===== EXERCISE MATERIALS =====

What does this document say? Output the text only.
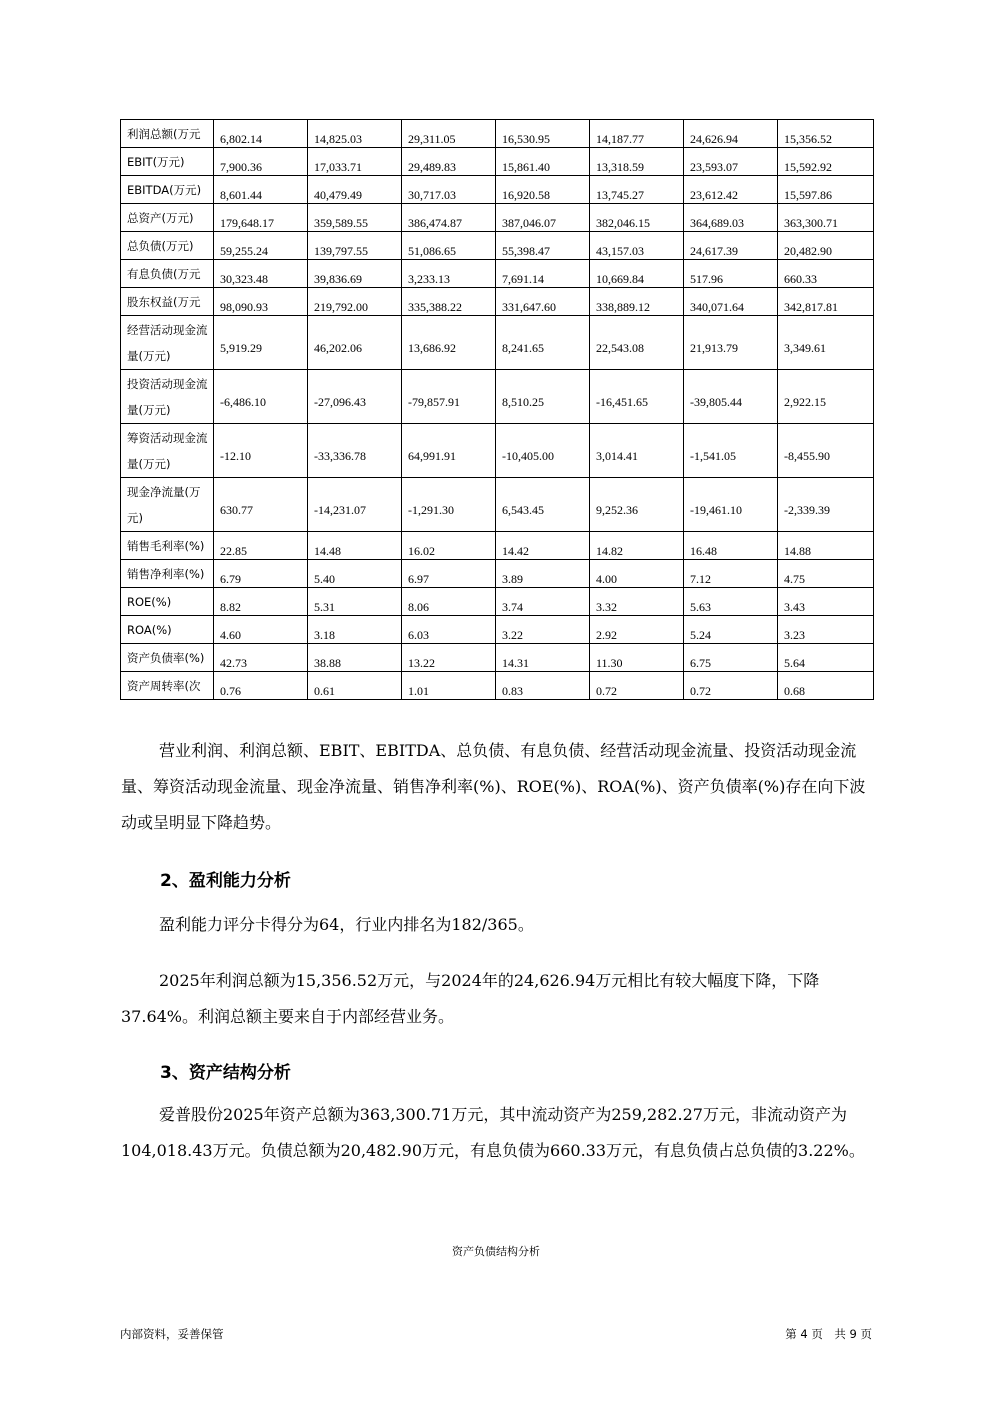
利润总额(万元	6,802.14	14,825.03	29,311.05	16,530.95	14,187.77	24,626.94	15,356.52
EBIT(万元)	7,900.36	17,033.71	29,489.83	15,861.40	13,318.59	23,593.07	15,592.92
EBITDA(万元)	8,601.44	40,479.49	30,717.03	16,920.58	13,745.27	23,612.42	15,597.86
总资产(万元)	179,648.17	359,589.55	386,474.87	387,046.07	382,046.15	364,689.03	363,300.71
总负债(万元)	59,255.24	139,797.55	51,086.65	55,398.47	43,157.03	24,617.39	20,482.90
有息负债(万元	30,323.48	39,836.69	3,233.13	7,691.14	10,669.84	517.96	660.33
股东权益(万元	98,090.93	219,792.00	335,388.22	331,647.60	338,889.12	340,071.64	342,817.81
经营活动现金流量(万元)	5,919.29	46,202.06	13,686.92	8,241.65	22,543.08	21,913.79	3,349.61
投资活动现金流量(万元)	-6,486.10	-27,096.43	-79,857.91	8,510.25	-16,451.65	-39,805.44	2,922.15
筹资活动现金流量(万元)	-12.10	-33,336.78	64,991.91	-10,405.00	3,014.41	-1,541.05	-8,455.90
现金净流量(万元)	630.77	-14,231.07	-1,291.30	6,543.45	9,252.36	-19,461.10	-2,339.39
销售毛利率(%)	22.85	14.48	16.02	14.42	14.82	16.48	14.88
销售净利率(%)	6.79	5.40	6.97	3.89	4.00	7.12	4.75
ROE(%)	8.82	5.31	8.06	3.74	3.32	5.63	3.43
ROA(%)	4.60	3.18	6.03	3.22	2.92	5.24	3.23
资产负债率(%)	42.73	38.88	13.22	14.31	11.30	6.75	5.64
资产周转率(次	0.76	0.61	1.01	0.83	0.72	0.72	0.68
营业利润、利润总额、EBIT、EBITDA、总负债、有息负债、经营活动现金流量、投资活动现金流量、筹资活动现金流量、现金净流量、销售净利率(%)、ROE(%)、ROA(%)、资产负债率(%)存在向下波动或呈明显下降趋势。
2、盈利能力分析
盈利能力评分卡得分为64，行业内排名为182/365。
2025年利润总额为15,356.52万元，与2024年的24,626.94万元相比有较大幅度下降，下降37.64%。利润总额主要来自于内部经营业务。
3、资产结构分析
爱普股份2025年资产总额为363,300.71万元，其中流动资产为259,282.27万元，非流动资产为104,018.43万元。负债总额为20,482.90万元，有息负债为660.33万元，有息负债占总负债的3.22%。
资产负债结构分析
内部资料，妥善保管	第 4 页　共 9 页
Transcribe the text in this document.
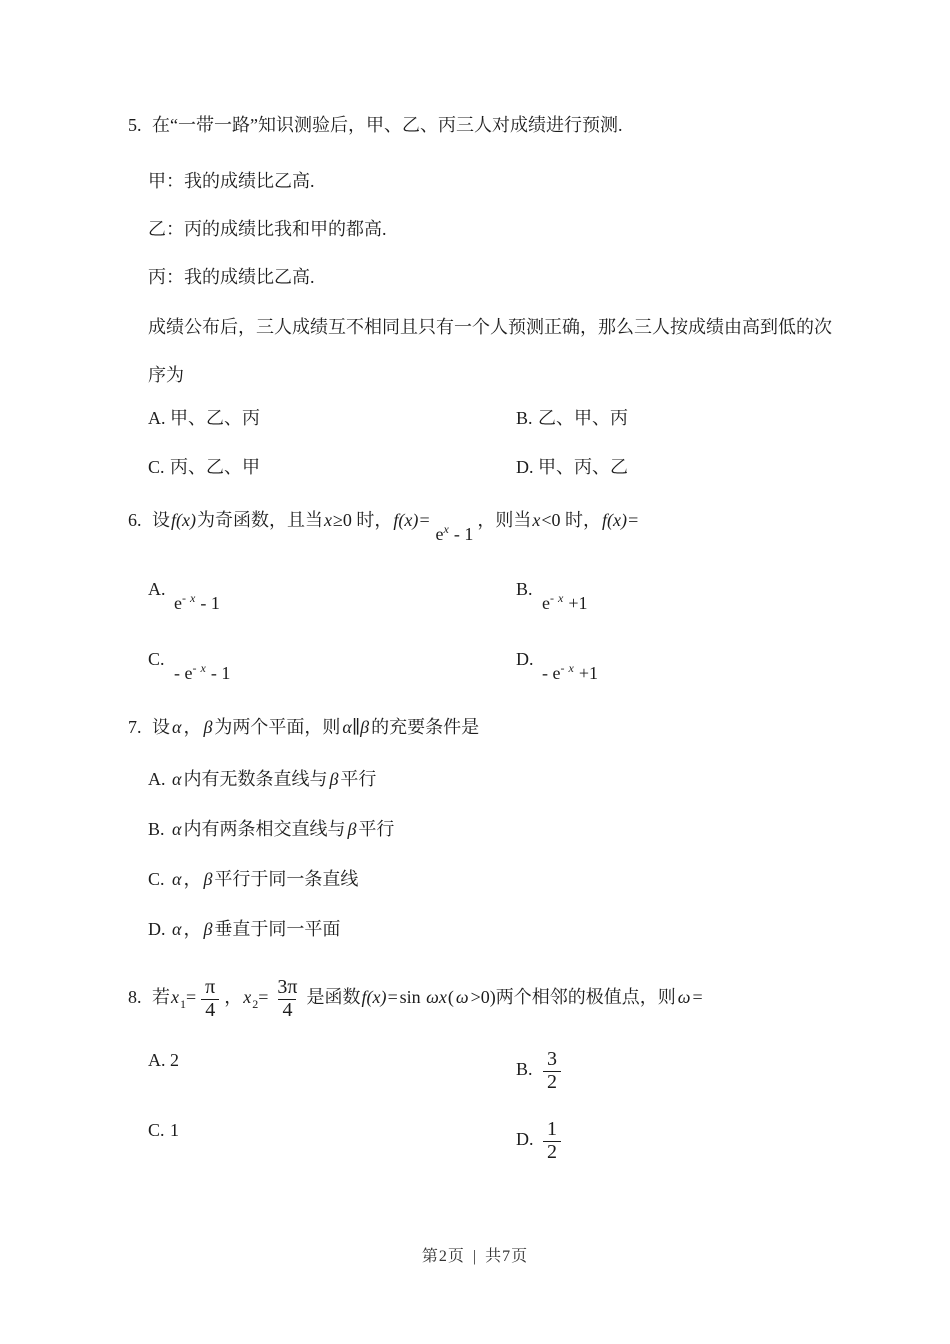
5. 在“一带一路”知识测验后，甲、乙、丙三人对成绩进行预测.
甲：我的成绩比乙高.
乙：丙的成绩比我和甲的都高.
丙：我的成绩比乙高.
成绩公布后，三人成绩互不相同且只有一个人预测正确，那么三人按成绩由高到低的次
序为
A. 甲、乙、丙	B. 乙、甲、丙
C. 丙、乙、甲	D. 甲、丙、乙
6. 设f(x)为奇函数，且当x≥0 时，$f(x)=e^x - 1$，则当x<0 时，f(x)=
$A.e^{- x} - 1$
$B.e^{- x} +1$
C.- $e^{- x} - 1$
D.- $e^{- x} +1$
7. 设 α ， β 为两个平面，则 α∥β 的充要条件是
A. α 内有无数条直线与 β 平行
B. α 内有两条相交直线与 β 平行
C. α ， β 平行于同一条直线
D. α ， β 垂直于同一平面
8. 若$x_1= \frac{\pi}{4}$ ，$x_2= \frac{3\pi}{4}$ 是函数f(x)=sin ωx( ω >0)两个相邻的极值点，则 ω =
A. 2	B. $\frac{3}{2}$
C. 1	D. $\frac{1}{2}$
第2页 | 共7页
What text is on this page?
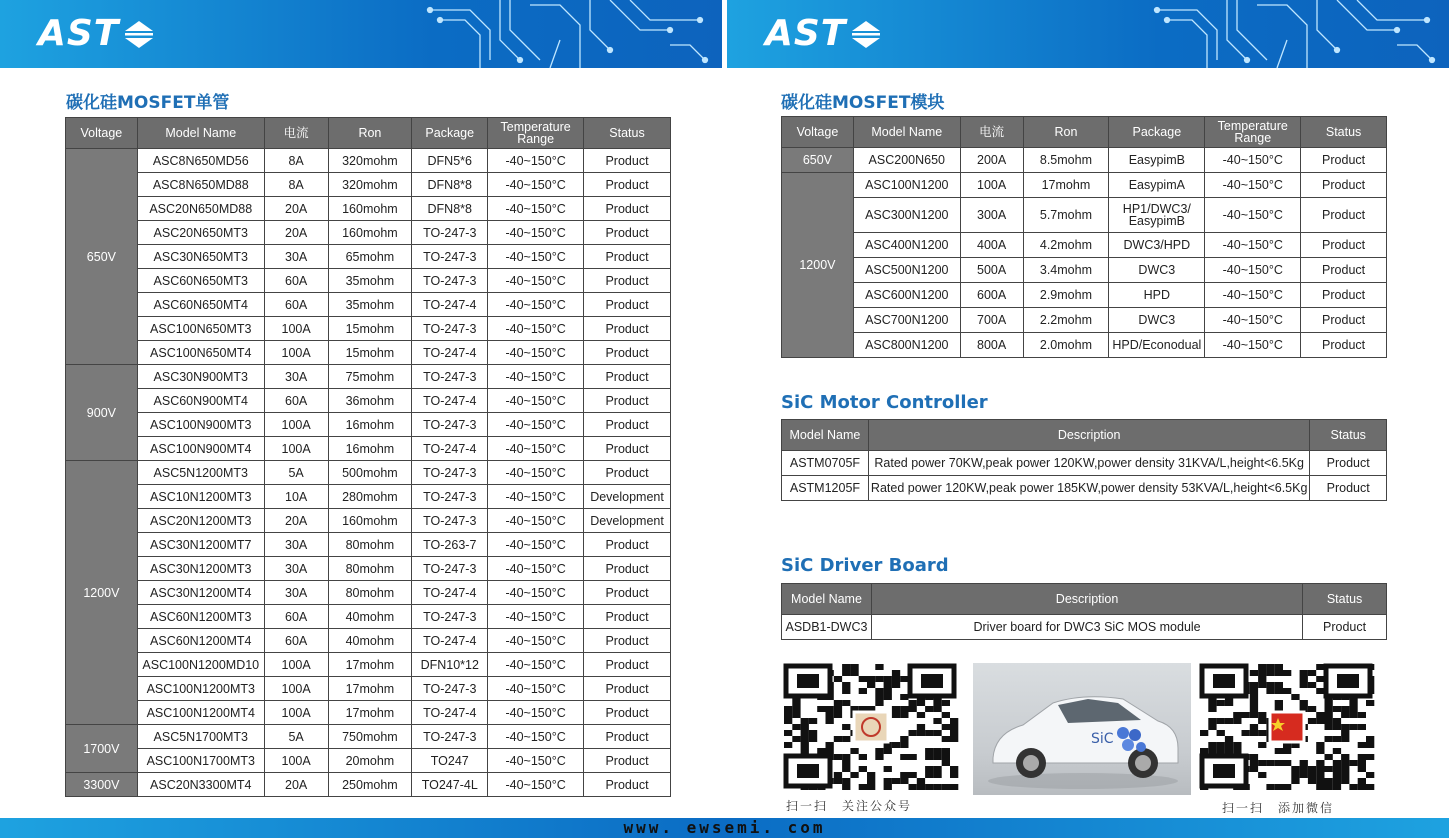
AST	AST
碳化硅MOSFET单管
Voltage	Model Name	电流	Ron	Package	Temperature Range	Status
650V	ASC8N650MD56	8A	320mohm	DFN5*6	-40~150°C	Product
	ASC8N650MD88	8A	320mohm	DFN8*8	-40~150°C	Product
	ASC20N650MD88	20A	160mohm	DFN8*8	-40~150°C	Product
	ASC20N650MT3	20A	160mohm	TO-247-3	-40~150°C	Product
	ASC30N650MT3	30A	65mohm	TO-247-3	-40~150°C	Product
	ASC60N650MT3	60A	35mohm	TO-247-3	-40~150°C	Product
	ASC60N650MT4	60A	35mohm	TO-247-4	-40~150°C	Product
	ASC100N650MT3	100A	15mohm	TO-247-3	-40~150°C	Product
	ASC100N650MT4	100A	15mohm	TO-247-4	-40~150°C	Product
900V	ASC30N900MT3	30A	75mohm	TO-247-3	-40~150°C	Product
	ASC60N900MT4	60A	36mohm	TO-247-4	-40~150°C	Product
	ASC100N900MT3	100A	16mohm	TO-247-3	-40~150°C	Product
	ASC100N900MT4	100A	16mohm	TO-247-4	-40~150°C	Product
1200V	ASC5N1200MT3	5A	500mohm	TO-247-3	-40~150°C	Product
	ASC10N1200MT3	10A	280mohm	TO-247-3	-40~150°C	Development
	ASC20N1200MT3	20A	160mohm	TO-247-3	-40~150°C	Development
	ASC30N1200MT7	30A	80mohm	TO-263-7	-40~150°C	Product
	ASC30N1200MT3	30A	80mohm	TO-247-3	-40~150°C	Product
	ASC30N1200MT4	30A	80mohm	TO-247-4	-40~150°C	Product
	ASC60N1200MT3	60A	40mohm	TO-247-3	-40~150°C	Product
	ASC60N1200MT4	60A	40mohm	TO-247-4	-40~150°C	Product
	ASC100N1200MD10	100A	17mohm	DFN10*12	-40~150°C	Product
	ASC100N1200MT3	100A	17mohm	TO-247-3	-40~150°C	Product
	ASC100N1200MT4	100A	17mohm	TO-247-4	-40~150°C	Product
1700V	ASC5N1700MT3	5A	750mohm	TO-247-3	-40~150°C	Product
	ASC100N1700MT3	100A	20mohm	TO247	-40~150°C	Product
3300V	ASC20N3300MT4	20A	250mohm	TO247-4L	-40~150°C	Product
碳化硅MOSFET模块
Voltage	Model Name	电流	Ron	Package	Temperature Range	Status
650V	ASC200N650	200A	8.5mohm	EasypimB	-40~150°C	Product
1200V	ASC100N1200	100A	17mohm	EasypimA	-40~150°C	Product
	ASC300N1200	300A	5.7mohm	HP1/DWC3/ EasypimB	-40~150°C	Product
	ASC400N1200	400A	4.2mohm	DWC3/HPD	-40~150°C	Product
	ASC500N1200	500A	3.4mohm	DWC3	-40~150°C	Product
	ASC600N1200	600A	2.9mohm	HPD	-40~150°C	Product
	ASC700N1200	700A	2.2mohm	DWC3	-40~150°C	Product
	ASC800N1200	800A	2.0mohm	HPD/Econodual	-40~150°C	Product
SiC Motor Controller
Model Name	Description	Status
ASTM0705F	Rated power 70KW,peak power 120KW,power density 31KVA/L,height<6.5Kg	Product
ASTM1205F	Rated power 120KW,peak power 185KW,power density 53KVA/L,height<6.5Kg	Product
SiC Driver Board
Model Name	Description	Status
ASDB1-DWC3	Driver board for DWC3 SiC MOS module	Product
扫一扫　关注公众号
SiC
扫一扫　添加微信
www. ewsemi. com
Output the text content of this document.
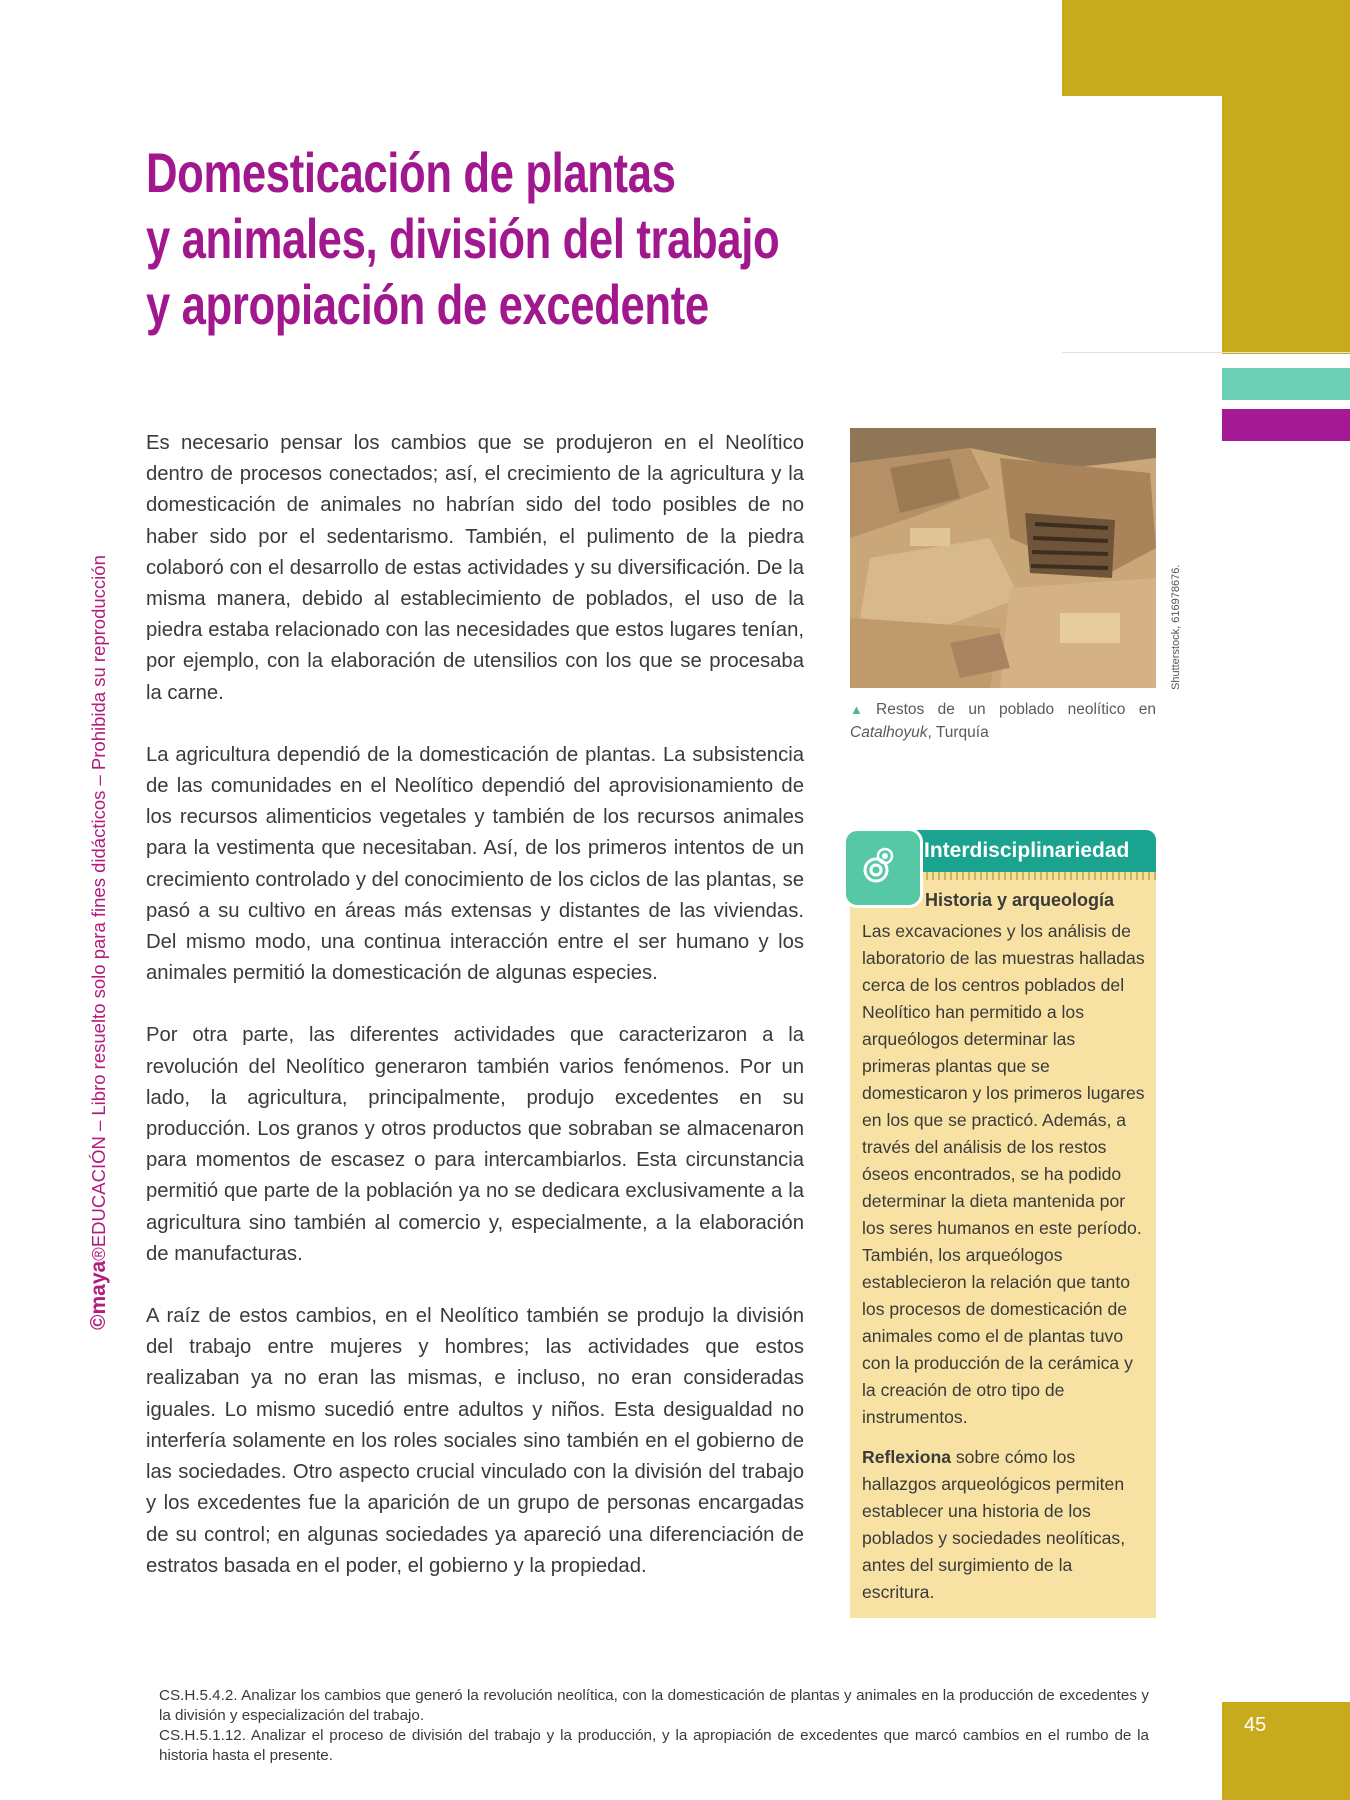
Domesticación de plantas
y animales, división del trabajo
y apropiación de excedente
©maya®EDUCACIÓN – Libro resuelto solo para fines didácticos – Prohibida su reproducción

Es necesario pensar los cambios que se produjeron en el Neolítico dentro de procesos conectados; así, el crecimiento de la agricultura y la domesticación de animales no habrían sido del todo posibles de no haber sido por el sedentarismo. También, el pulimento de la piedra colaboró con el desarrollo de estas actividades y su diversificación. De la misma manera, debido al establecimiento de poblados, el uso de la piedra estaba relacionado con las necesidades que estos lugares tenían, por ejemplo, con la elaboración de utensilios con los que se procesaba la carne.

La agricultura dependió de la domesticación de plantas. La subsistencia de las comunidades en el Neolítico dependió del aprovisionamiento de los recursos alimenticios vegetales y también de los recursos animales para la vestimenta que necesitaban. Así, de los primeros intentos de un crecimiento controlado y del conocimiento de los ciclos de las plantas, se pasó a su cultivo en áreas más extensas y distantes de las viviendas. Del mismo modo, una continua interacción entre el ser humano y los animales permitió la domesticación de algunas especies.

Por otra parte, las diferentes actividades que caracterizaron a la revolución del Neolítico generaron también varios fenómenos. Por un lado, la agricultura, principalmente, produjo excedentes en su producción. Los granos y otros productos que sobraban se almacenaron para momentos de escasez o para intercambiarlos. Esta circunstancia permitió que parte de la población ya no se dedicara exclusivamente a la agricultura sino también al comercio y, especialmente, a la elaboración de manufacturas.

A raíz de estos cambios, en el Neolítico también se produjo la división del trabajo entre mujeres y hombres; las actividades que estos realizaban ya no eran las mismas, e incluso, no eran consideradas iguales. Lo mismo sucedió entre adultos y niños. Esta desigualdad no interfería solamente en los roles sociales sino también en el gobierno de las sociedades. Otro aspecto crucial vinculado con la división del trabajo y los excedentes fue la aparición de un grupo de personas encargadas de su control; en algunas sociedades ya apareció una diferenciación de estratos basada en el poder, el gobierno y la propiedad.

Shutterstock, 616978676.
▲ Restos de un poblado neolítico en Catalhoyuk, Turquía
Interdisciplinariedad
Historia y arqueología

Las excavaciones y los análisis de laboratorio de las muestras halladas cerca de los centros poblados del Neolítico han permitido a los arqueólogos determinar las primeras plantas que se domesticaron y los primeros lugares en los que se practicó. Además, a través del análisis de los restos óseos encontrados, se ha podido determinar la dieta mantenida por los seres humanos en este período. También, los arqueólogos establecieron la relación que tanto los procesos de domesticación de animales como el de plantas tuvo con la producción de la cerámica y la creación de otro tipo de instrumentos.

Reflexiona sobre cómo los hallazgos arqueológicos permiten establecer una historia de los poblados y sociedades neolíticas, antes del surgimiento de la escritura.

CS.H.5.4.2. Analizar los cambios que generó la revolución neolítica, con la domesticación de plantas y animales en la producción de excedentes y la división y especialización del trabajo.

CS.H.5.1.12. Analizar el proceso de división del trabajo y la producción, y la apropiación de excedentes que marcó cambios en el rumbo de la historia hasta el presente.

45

=====

Determine how many lines of the material include the string "this". Output only that count.

### TASK SOLUTION
4